(Stored dataset items)
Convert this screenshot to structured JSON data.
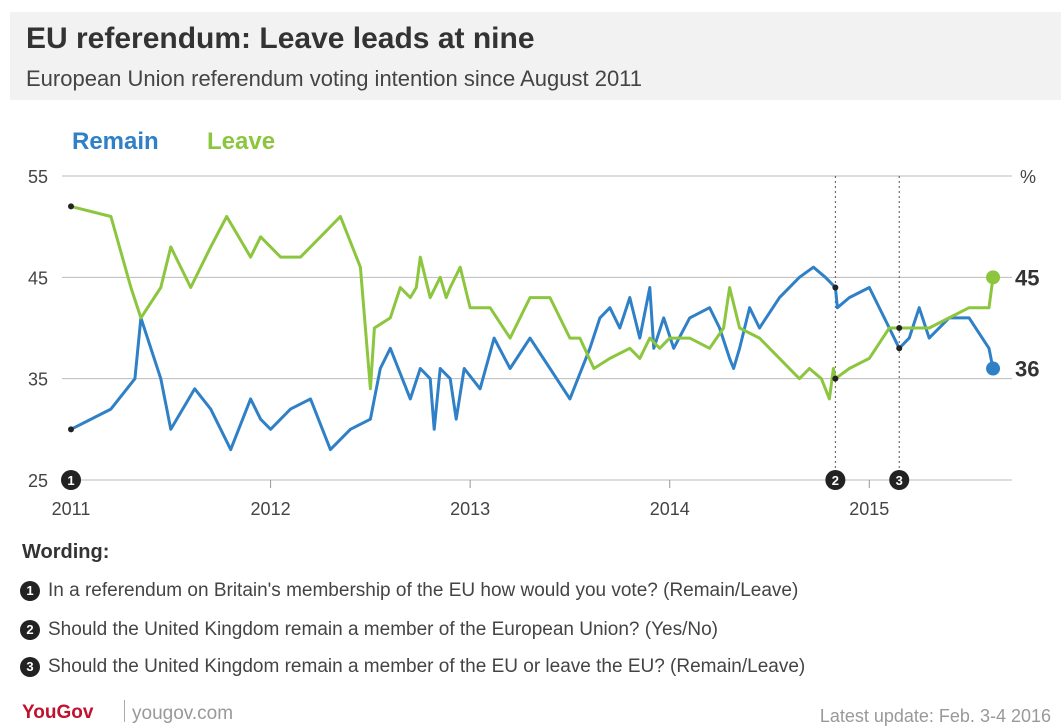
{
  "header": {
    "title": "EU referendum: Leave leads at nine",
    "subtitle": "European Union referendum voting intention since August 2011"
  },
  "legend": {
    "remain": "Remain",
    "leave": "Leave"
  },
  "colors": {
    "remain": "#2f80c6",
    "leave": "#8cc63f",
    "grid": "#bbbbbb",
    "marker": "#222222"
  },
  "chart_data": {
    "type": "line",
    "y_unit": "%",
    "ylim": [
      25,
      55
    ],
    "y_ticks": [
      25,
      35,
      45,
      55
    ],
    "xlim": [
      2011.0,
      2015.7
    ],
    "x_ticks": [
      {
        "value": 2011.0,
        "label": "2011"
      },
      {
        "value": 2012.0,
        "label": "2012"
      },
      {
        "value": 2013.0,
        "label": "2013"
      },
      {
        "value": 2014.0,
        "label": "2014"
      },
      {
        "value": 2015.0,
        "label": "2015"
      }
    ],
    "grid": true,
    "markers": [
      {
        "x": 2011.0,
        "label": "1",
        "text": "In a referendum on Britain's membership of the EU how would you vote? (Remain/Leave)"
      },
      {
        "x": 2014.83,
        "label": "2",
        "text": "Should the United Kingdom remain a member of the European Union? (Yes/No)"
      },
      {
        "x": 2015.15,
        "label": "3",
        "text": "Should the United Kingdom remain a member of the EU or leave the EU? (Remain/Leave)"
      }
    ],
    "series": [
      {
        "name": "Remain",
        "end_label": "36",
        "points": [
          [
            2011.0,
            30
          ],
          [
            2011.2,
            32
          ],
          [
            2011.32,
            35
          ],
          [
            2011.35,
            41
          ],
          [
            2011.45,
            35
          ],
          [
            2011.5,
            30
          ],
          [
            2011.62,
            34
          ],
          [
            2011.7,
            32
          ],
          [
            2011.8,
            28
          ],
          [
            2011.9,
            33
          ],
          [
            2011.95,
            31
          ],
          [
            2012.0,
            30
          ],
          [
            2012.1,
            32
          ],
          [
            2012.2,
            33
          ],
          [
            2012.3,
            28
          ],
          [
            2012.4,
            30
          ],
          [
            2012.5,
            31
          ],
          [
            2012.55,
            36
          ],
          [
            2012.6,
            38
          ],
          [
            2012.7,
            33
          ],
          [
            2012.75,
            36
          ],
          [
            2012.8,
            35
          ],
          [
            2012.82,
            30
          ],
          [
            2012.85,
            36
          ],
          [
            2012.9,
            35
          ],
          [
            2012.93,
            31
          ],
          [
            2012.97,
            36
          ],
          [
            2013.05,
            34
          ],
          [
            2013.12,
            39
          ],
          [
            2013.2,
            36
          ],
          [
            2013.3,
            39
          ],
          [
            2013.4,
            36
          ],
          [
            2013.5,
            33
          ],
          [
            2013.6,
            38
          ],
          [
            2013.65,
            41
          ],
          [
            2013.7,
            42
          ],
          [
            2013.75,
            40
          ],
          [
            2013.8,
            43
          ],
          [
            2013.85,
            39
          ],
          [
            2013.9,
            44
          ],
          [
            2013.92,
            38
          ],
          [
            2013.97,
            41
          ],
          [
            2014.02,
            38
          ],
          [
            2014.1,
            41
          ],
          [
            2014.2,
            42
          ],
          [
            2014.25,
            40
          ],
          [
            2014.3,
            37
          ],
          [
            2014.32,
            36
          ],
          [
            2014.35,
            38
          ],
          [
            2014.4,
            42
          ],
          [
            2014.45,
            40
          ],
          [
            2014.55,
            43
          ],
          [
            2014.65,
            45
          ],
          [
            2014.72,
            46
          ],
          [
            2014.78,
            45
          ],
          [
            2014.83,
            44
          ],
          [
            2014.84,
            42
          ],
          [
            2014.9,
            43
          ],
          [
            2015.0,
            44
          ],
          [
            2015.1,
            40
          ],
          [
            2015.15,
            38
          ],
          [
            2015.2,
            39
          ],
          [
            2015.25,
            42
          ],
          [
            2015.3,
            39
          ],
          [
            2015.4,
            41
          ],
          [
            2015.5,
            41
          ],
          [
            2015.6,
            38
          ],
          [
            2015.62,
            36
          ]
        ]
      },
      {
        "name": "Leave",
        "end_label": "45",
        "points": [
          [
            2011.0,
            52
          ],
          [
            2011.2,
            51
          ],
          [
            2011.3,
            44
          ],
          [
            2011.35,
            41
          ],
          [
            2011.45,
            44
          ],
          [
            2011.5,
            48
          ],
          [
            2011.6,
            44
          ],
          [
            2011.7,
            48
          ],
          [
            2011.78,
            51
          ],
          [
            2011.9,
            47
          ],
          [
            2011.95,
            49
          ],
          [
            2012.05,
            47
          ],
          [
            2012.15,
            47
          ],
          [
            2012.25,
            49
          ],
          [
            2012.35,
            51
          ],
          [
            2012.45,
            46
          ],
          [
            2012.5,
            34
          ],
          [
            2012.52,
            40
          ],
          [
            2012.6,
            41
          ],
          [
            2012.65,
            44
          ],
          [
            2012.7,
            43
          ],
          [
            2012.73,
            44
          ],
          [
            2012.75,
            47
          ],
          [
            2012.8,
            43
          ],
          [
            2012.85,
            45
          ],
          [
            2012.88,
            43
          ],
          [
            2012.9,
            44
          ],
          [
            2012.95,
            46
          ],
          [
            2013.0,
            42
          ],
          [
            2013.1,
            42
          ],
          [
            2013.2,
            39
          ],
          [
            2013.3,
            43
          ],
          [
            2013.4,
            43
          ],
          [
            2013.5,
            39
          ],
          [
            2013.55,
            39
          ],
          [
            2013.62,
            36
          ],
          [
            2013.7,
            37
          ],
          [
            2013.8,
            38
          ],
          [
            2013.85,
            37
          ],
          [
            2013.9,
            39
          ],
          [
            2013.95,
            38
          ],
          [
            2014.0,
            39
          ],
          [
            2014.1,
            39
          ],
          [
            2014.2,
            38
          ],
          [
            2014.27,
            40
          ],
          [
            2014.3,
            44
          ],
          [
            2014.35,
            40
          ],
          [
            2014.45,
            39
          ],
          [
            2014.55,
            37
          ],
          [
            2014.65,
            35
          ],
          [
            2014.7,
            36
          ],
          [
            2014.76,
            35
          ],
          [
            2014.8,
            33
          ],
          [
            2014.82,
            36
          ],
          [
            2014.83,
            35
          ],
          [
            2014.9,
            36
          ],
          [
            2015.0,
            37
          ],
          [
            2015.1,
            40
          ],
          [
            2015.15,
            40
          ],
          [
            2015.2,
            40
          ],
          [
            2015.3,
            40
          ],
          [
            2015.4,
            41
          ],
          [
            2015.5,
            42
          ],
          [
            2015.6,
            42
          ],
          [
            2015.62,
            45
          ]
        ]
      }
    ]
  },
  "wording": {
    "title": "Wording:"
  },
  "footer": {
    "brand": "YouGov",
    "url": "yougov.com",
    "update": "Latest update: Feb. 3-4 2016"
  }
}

...

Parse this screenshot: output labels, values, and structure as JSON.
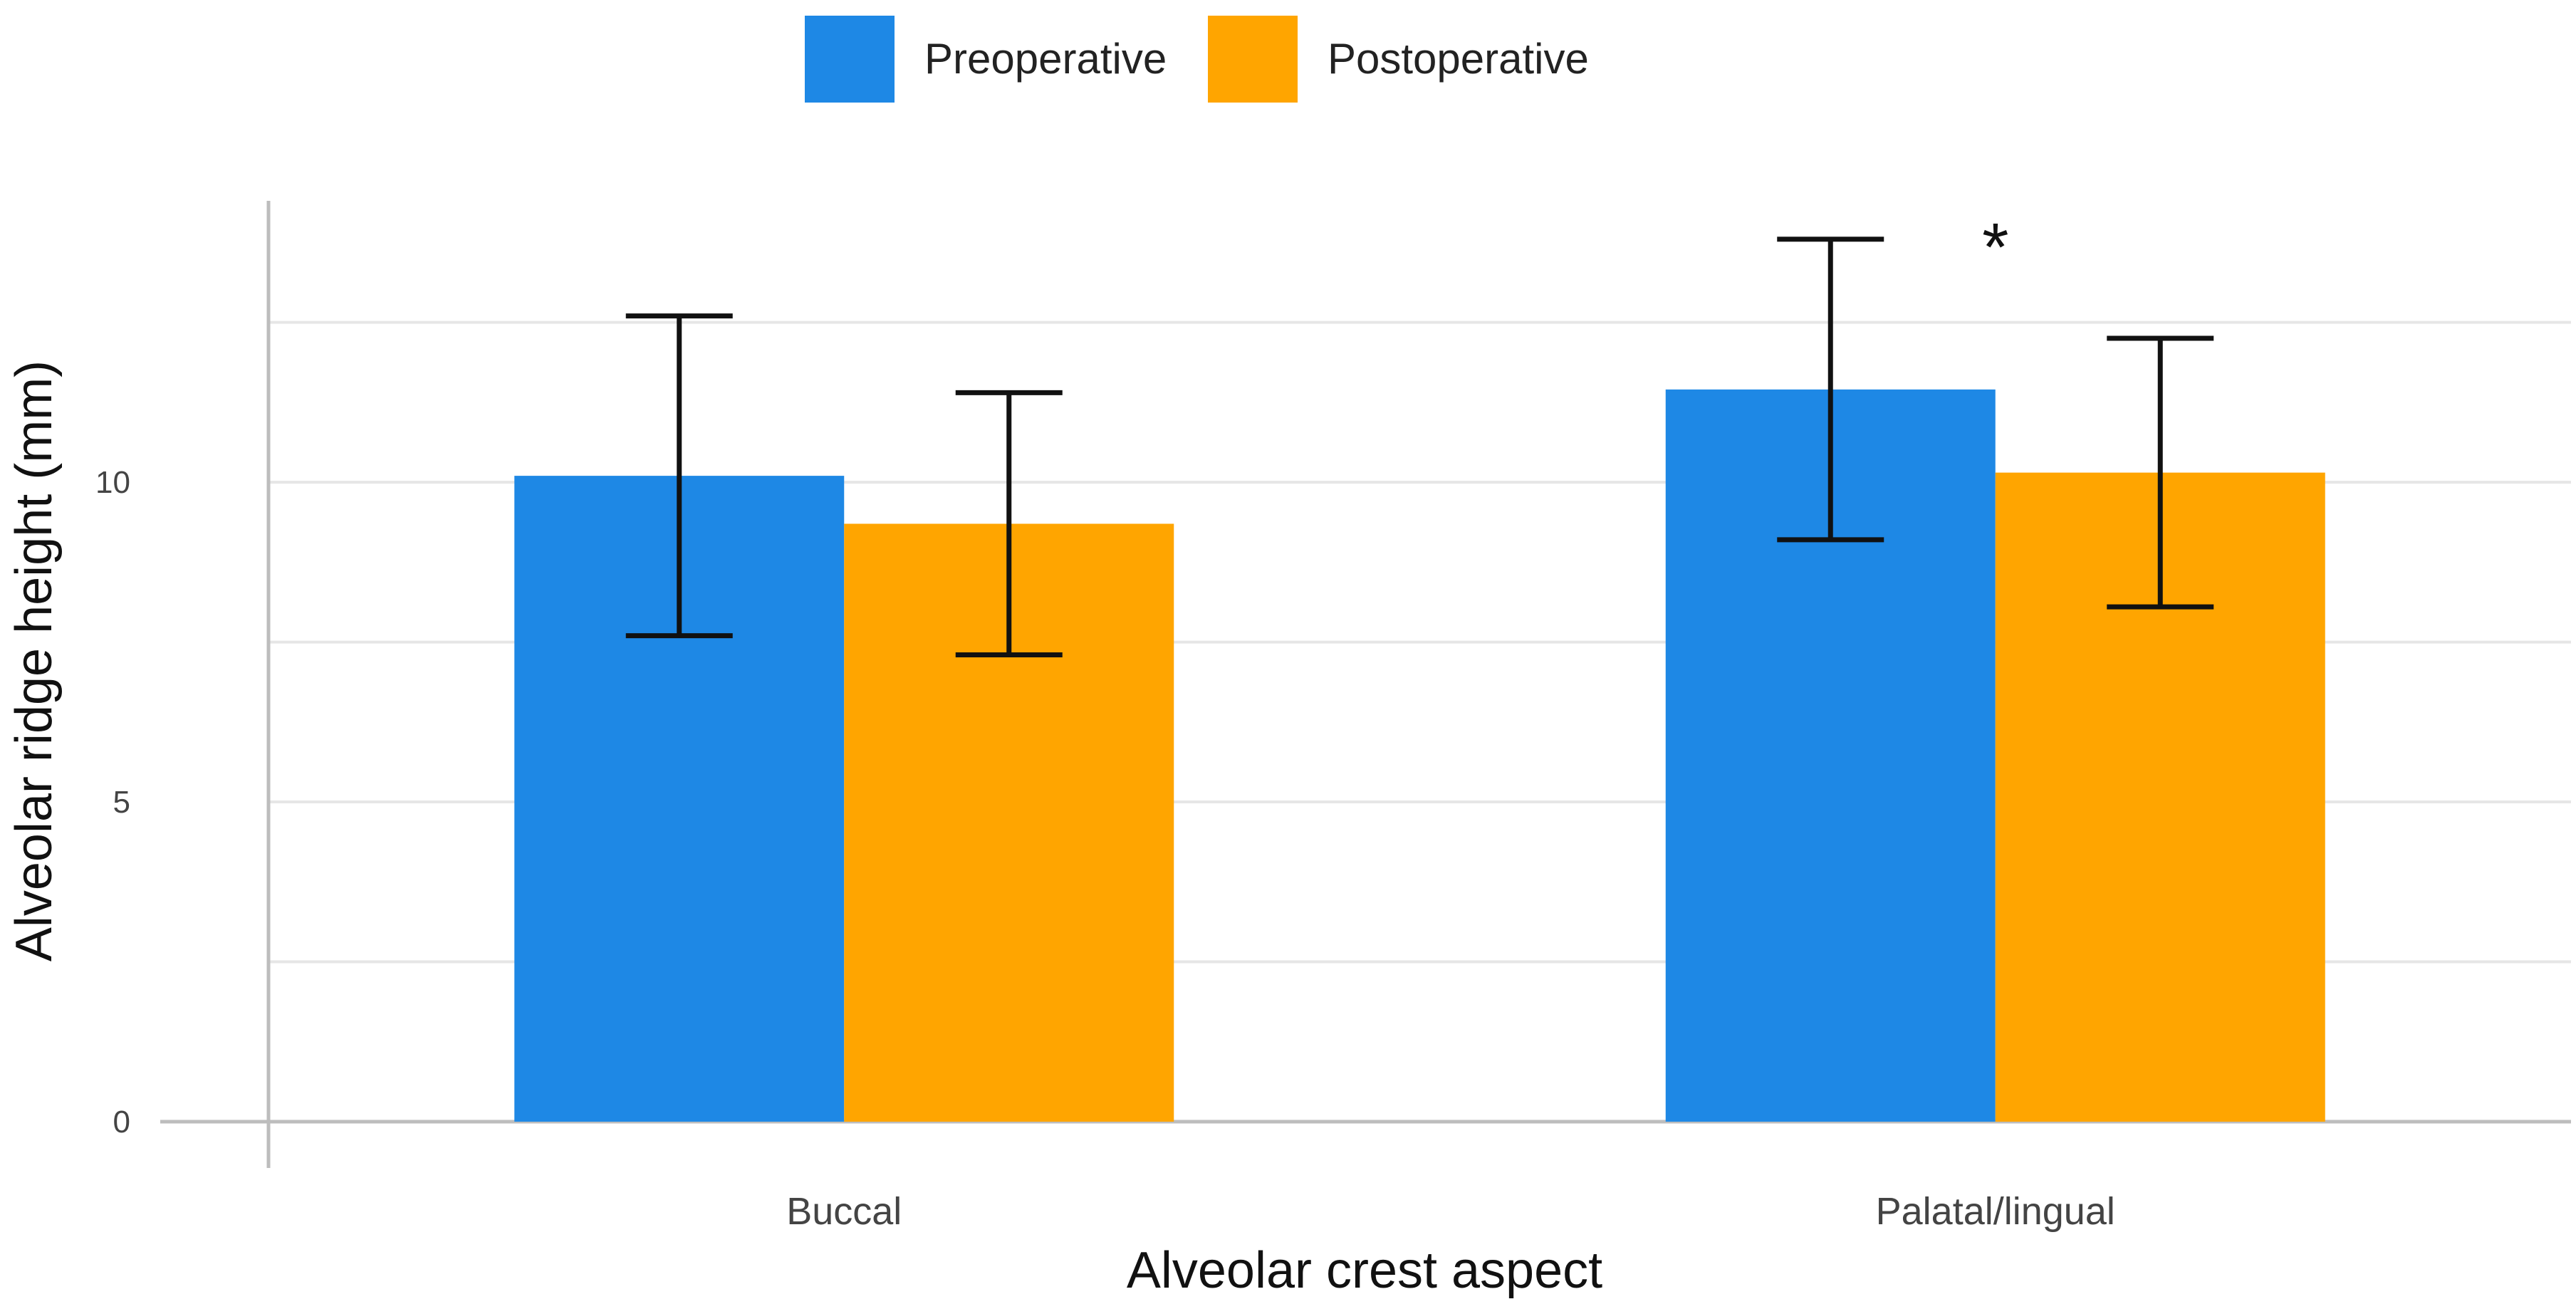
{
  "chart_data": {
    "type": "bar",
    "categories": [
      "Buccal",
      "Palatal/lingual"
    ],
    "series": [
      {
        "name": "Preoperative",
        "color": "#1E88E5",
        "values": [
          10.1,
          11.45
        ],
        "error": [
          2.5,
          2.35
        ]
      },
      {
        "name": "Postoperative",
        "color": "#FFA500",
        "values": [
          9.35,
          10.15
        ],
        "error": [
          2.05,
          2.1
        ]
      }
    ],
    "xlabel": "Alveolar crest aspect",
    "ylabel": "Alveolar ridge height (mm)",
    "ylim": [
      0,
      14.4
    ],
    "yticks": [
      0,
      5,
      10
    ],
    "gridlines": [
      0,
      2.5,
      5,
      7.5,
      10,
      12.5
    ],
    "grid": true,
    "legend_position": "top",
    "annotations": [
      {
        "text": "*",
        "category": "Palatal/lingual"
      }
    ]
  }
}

---

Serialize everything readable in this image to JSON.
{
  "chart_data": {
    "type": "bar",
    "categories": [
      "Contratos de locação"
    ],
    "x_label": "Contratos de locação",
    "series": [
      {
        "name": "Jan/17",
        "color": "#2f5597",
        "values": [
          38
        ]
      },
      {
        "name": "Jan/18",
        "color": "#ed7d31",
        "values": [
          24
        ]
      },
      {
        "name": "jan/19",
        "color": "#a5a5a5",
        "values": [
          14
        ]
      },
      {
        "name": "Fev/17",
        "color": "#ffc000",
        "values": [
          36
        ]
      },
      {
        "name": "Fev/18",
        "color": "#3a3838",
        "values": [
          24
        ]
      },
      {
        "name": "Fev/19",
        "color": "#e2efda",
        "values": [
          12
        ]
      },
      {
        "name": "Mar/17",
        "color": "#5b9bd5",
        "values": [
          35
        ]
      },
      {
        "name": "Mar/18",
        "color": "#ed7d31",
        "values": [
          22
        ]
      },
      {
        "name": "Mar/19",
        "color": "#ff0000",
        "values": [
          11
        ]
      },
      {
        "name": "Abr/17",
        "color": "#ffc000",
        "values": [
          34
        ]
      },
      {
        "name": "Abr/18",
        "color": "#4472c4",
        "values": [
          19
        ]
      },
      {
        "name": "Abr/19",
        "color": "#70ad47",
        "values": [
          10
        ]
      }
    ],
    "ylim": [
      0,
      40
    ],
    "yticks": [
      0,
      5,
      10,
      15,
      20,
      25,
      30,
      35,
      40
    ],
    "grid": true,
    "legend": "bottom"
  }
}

Exercise directions
Search the records for the word "European" and copy every line where it occurs.

Result for this exercise
    "subtitle": "European Union referendum voting intention since August 2011"
        "text": "Should the United Kingdom remain a member of the European Union? (Yes/No)"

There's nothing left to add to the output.